Tally the lines in the following entries that include the word "measured"; state only the total.

## BEGIN Material provided

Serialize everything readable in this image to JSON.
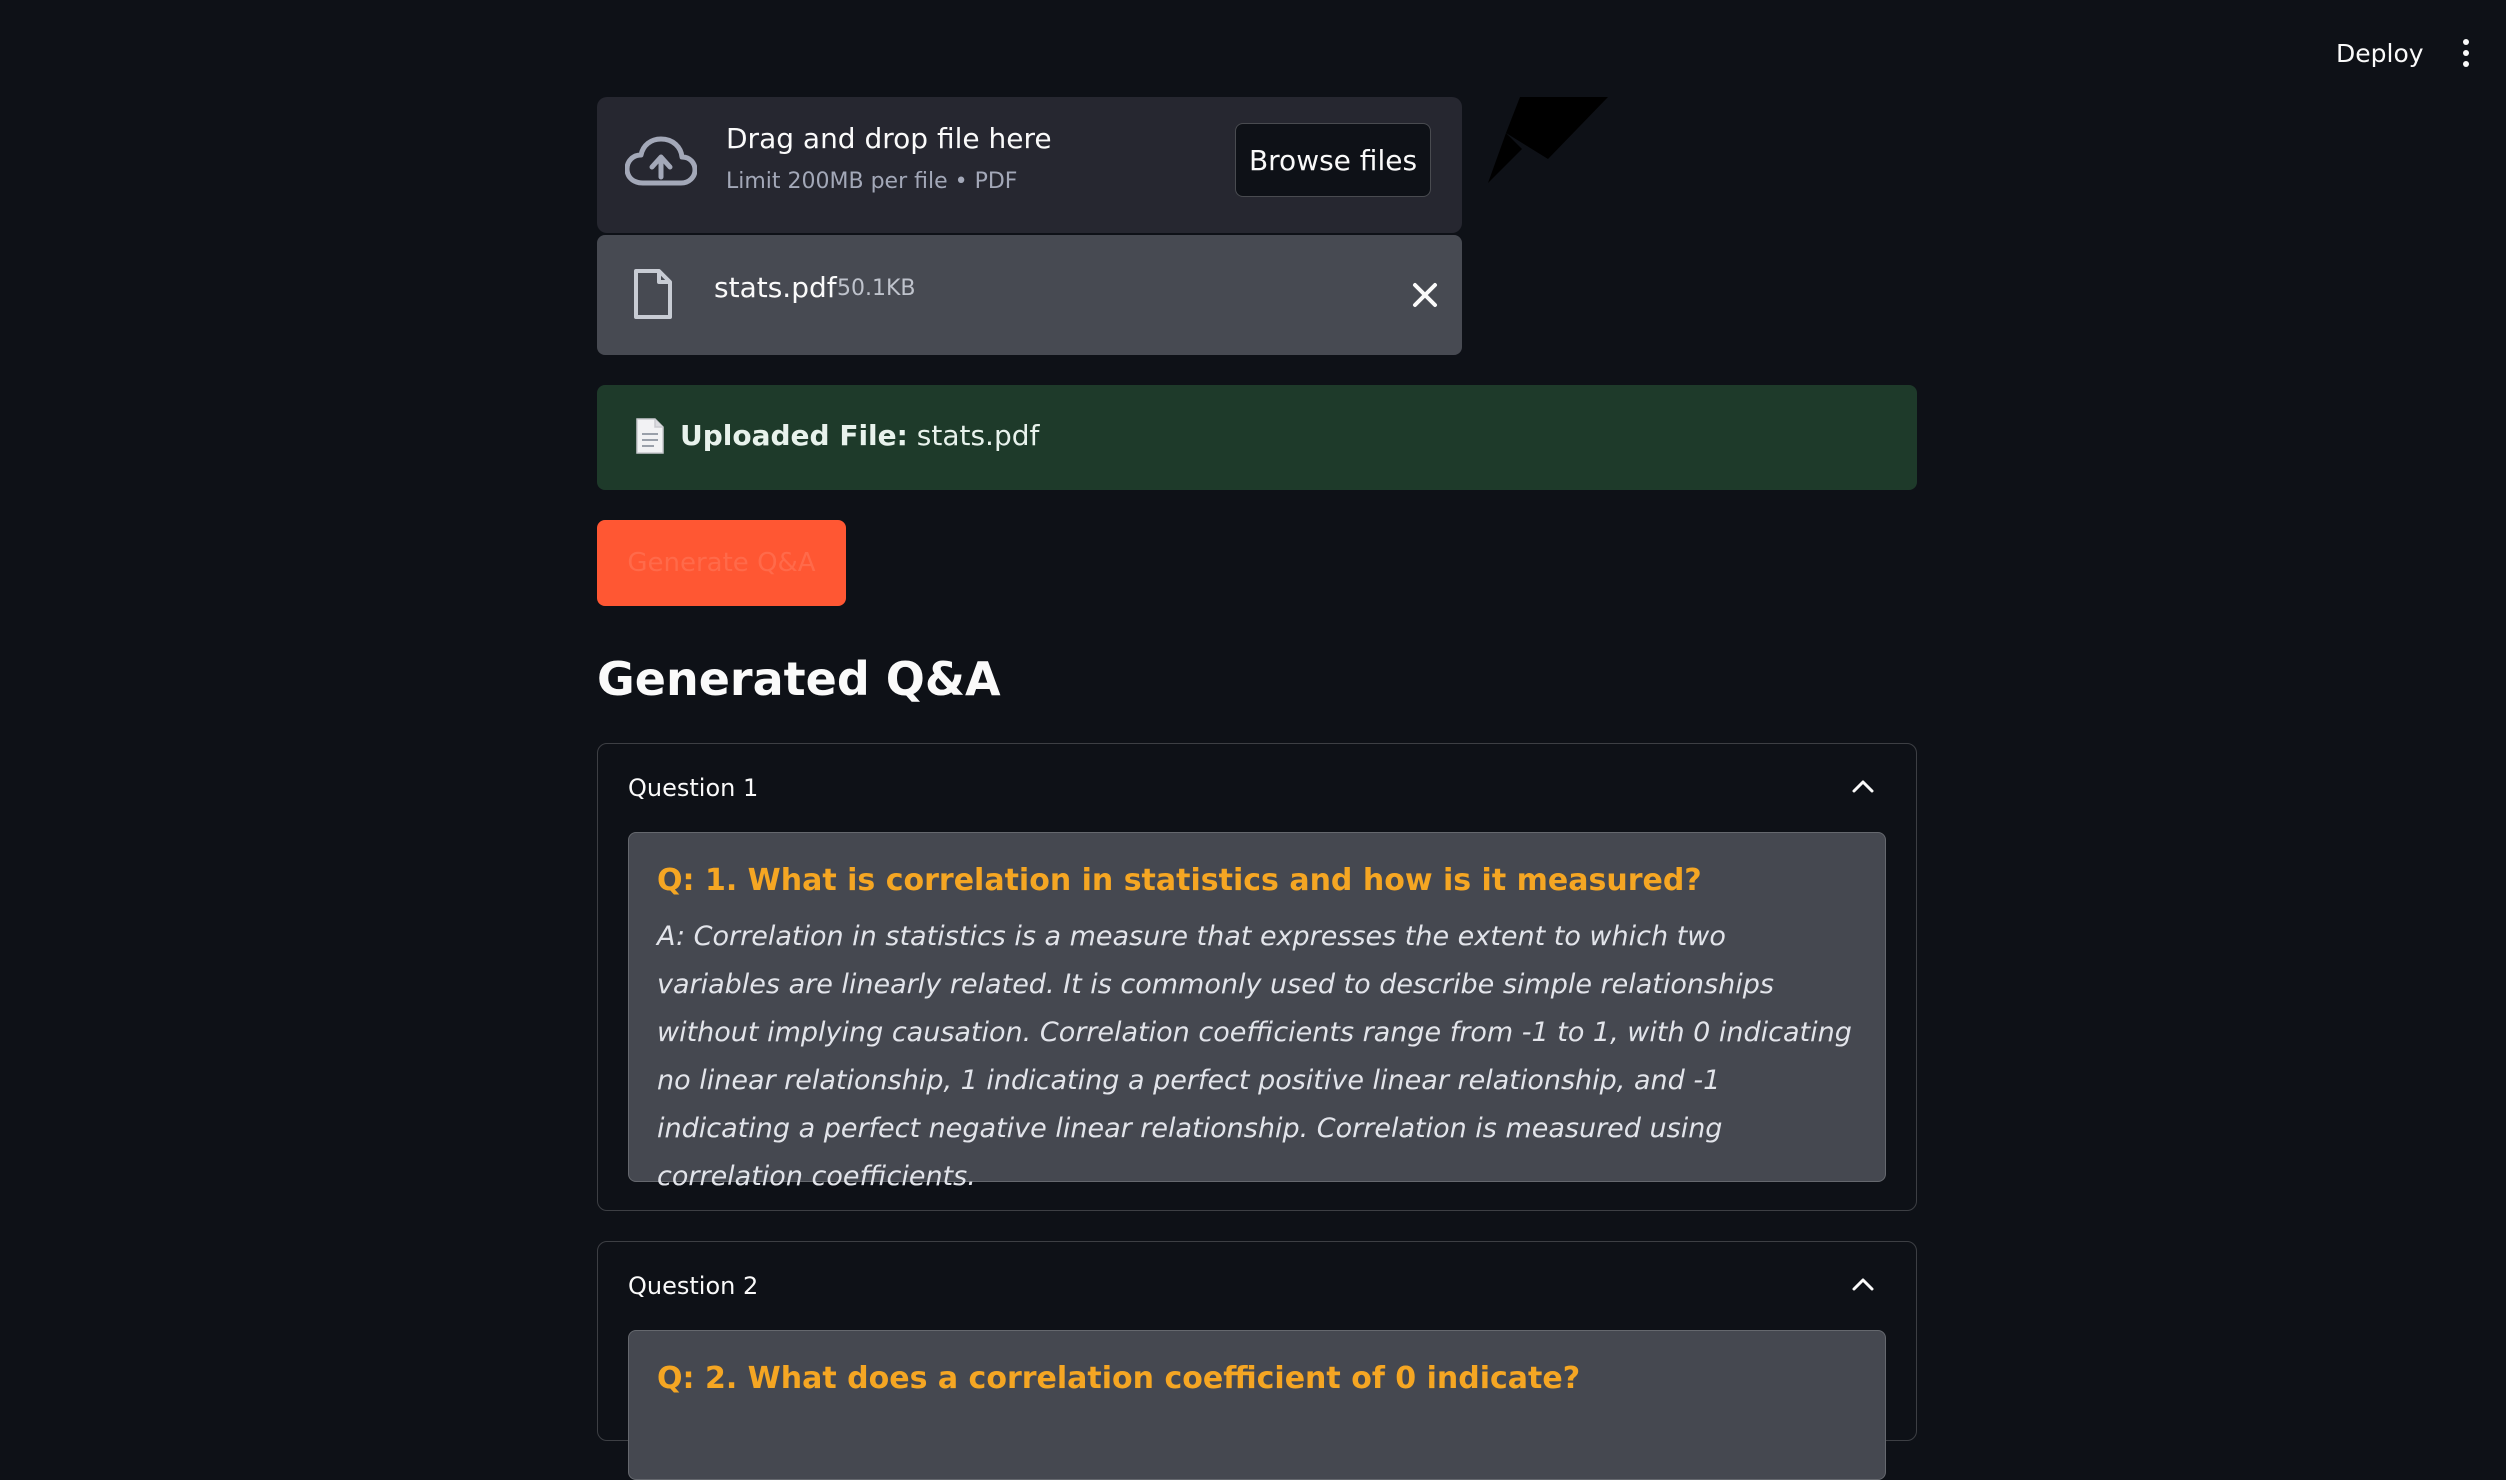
{
  "header": {
    "deploy_label": "Deploy",
    "menu_icon": "kebab-menu-icon"
  },
  "uploader": {
    "title": "Drag and drop file here",
    "subtitle": "Limit 200MB per file • PDF",
    "browse_label": "Browse files",
    "icon": "cloud-upload-icon"
  },
  "uploaded_file": {
    "name": "stats.pdf",
    "size": "50.1KB",
    "icon": "file-icon"
  },
  "success": {
    "label": "Uploaded File:",
    "value": "stats.pdf",
    "icon": "document-emoji-icon"
  },
  "generate_button": {
    "label": "Generate Q&A",
    "color": "#ff5733"
  },
  "section": {
    "title": "Generated Q&A"
  },
  "qa": [
    {
      "header": "Question 1",
      "question": "Q: 1. What is correlation in statistics and how is it measured?",
      "answer": "A: Correlation in statistics is a measure that expresses the extent to which two variables are linearly related. It is commonly used to describe simple relationships without implying causation. Correlation coefficients range from -1 to 1, with 0 indicating no linear relationship, 1 indicating a perfect positive linear relationship, and -1 indicating a perfect negative linear relationship. Correlation is measured using correlation coefficients."
    },
    {
      "header": "Question 2",
      "question": "Q: 2. What does a correlation coefficient of 0 indicate?",
      "answer": ""
    }
  ],
  "colors": {
    "background": "#0e1117",
    "question_accent": "#f5a623",
    "success_bg": "#1e3a2a"
  }
}
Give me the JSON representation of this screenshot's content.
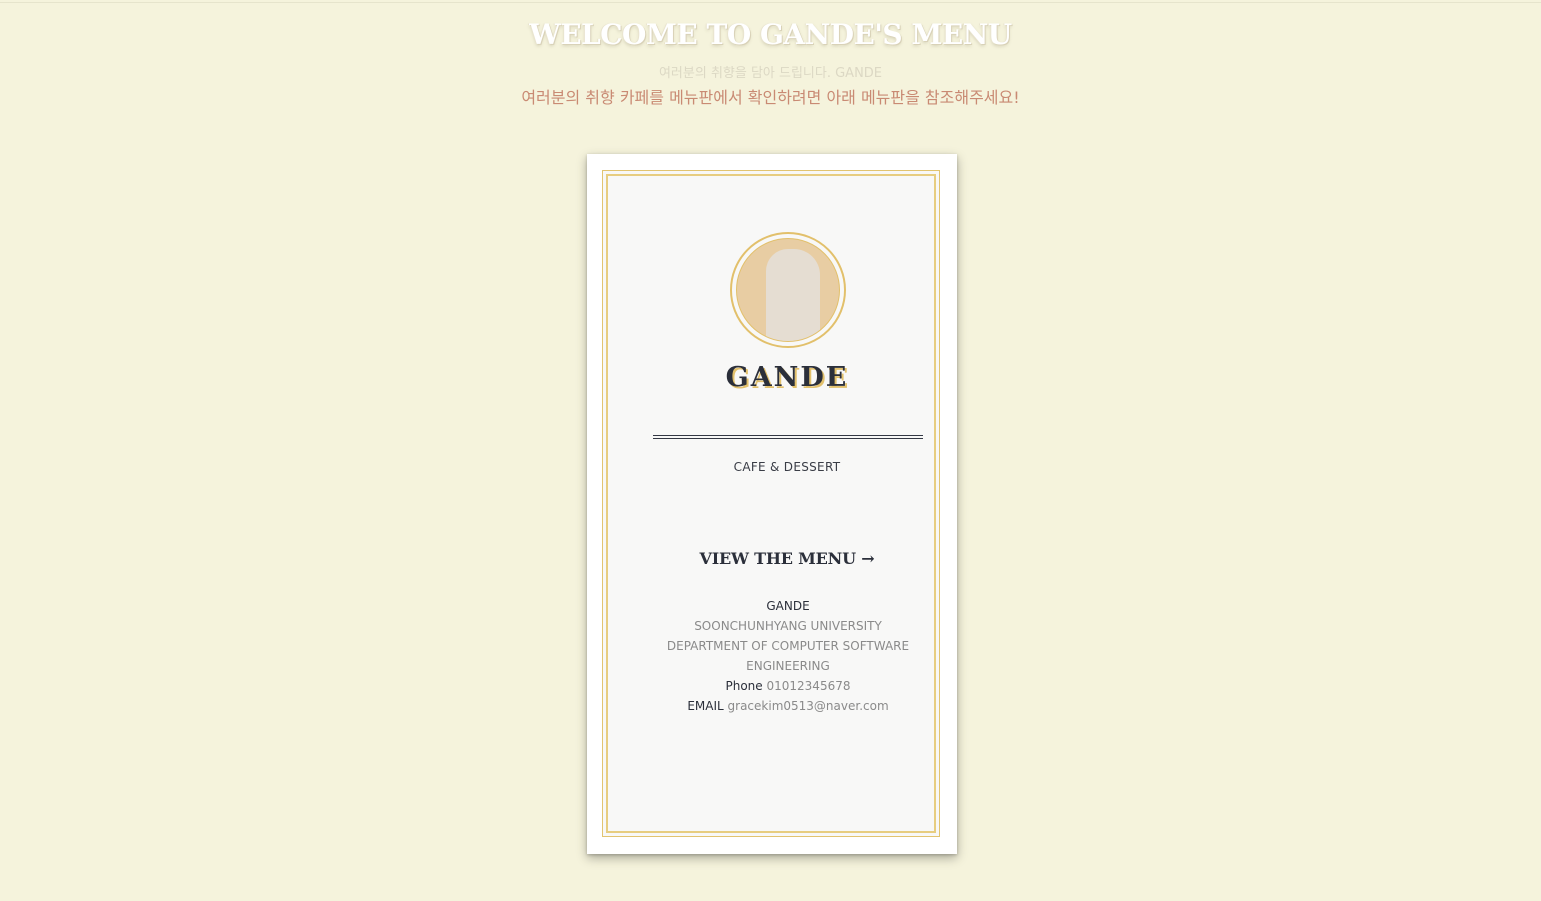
{
  "header": {
    "title": "WELCOME TO GANDE'S MENU",
    "subtitle_faint": "여러분의 취향을 담아 드립니다. GANDE",
    "subtitle_prompt": "여러분의 취향 카페를 메뉴판에서 확인하려면 아래 메뉴판을 참조해주세요!"
  },
  "card": {
    "logo_icon": "coffee-cup-logo",
    "brand": "GANDE",
    "tagline": "CAFE & DESSERT",
    "view_menu_label": "VIEW THE MENU",
    "view_menu_arrow": "→",
    "info": {
      "name": "GANDE",
      "university": "SOONCHUNHYANG UNIVERSITY",
      "department_line1": "DEPARTMENT OF COMPUTER SOFTWARE",
      "department_line2": "ENGINEERING",
      "phone_label": "Phone",
      "phone_value": "01012345678",
      "email_label": "EMAIL",
      "email_value": "gracekim0513@naver.com"
    }
  },
  "colors": {
    "background": "#f5f3dc",
    "accent_gold": "#e2c06b",
    "ink": "#2b2f3a",
    "rose_text": "#c98a73"
  }
}
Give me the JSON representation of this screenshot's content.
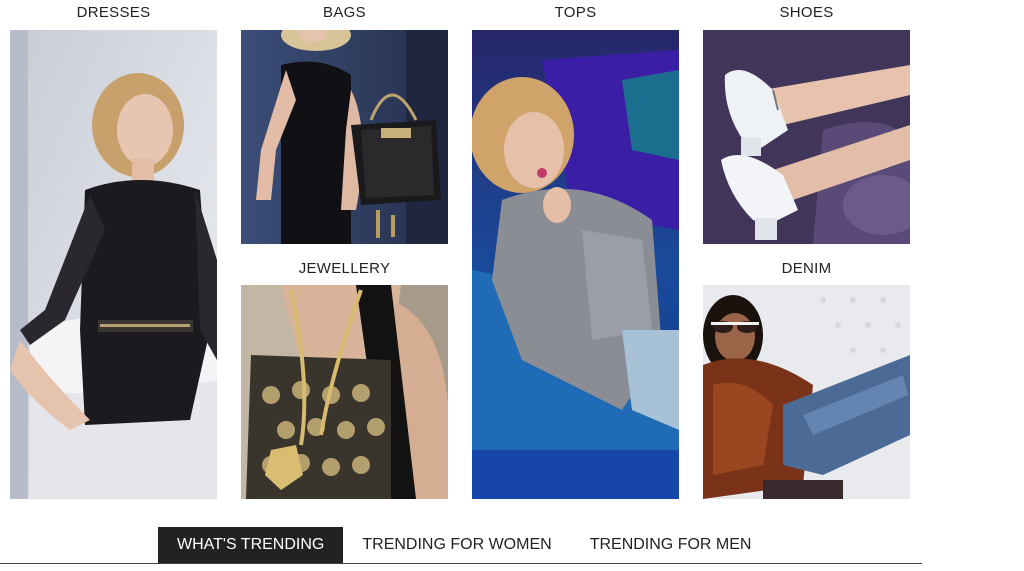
{
  "categories": {
    "dresses": "DRESSES",
    "bags": "BAGS",
    "tops": "TOPS",
    "shoes": "SHOES",
    "jewellery": "JEWELLERY",
    "denim": "DENIM"
  },
  "tabs": [
    {
      "label": "WHAT'S TRENDING",
      "active": true
    },
    {
      "label": "TRENDING FOR WOMEN",
      "active": false
    },
    {
      "label": "TRENDING FOR MEN",
      "active": false
    }
  ],
  "colors": {
    "active_tab_bg": "#222222",
    "text": "#222222"
  }
}
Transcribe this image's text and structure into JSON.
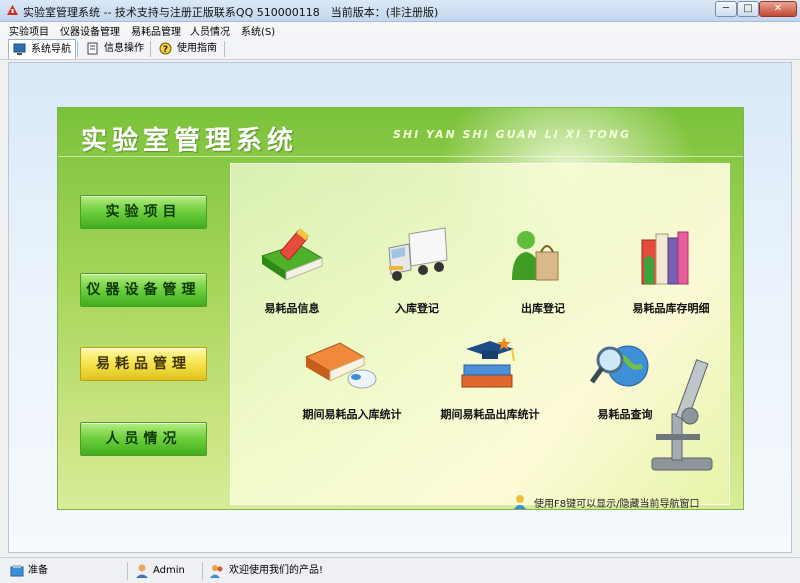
{
  "window": {
    "title": "实验室管理系统 -- 技术支持与注册正版联系QQ 510000118　当前版本：(非注册版)",
    "min_glyph": "─",
    "max_glyph": "□",
    "close_glyph": "✕"
  },
  "menu": [
    "实验项目",
    "仪器设备管理",
    "易耗品管理",
    "人员情况",
    "系统(S)"
  ],
  "toolbar": {
    "tabs": [
      {
        "label": "系统导航",
        "icon": "monitor-icon"
      },
      {
        "label": "信息操作",
        "icon": "document-icon"
      },
      {
        "label": "使用指南",
        "icon": "help-icon"
      }
    ]
  },
  "panel": {
    "title": "实验室管理系统",
    "subtitle": "SHI YAN SHI GUAN LI XI TONG",
    "nav": [
      {
        "label": "实验项目",
        "selected": false
      },
      {
        "label": "仪器设备管理",
        "selected": false
      },
      {
        "label": "易耗品管理",
        "selected": true
      },
      {
        "label": "人员情况",
        "selected": false
      }
    ],
    "actions": [
      {
        "label": "易耗品信息",
        "icon": "green-book-pencil-icon"
      },
      {
        "label": "入库登记",
        "icon": "delivery-truck-icon"
      },
      {
        "label": "出库登记",
        "icon": "shopper-bag-icon"
      },
      {
        "label": "易耗品库存明细",
        "icon": "books-stack-icon"
      },
      {
        "label": "期间易耗品入库统计",
        "icon": "book-mouse-icon"
      },
      {
        "label": "期间易耗品出库统计",
        "icon": "graduation-books-icon"
      },
      {
        "label": "易耗品查询",
        "icon": "magnifier-globe-icon"
      }
    ],
    "hint": "使用F8键可以显示/隐藏当前导航窗口"
  },
  "statusbar": {
    "status": "准备",
    "user": "Admin",
    "welcome": "欢迎使用我们的产品!"
  },
  "colors": {
    "panel_green": "#7bc23b",
    "nav_green": "#6ccd3b",
    "nav_selected": "#f5e24b"
  }
}
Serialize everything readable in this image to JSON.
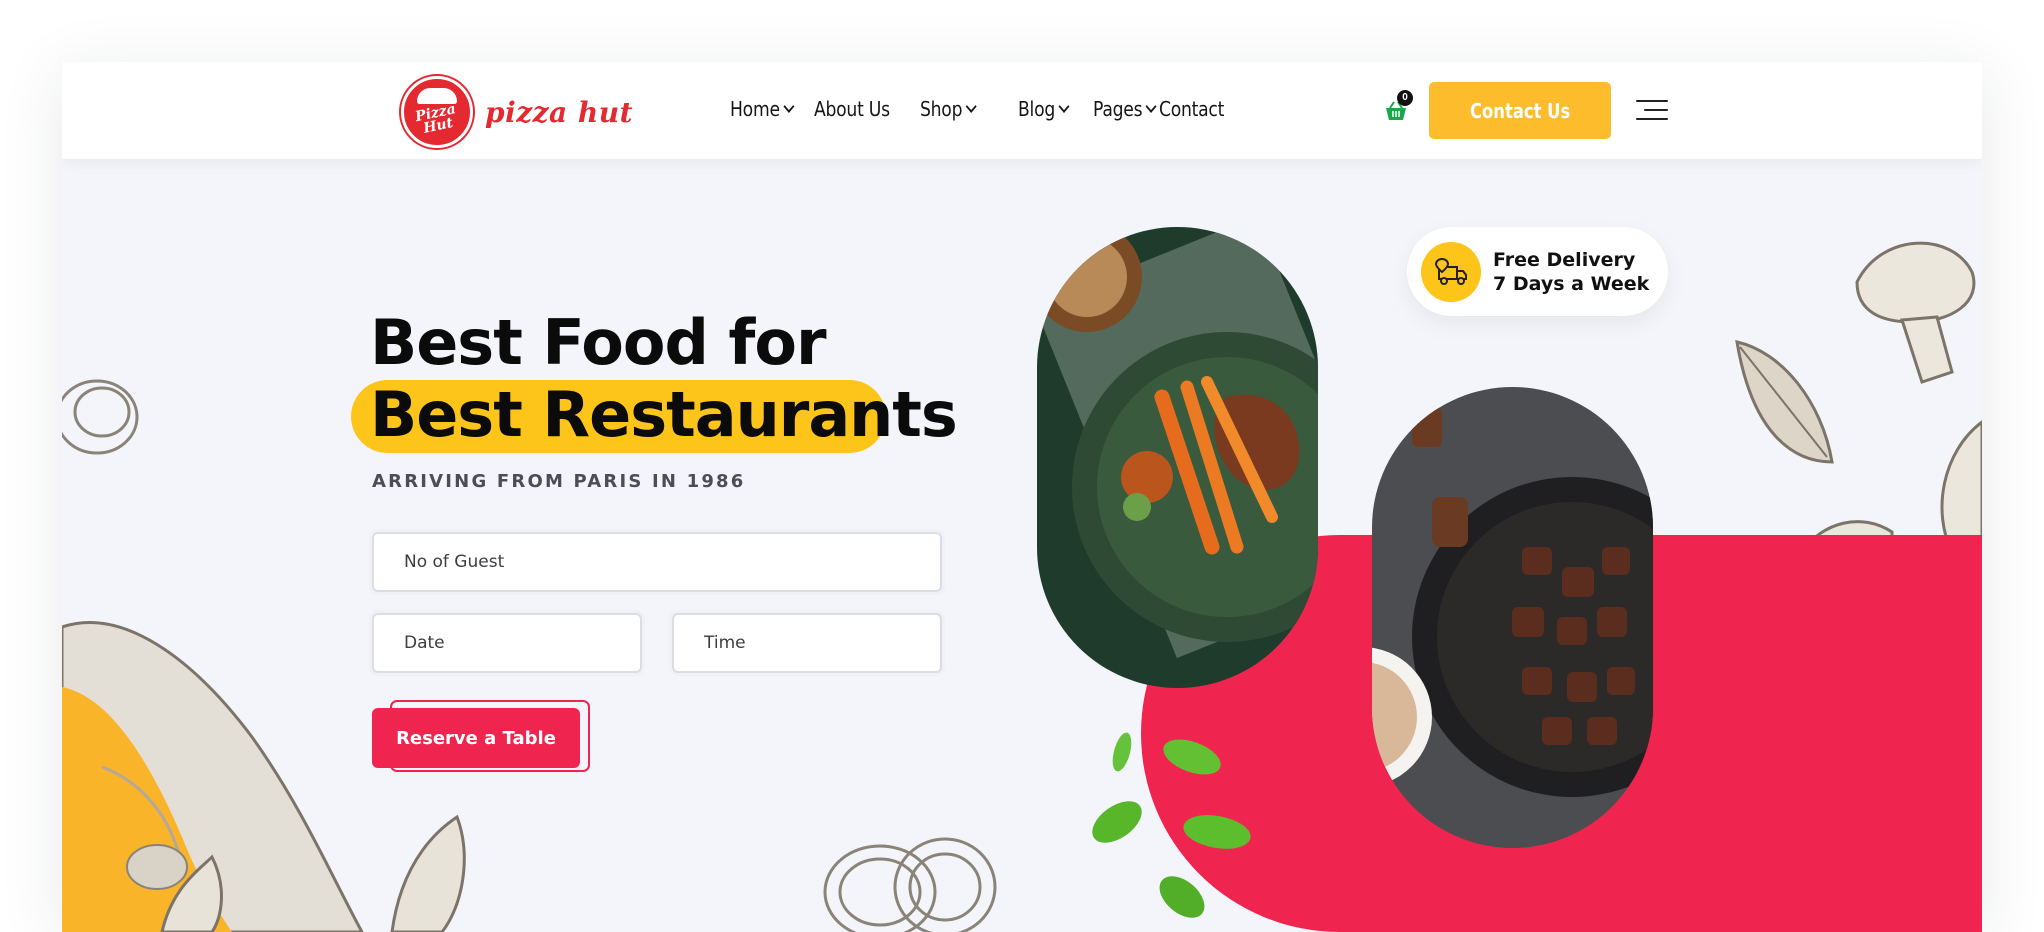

## END Material provided

> [Response]:
2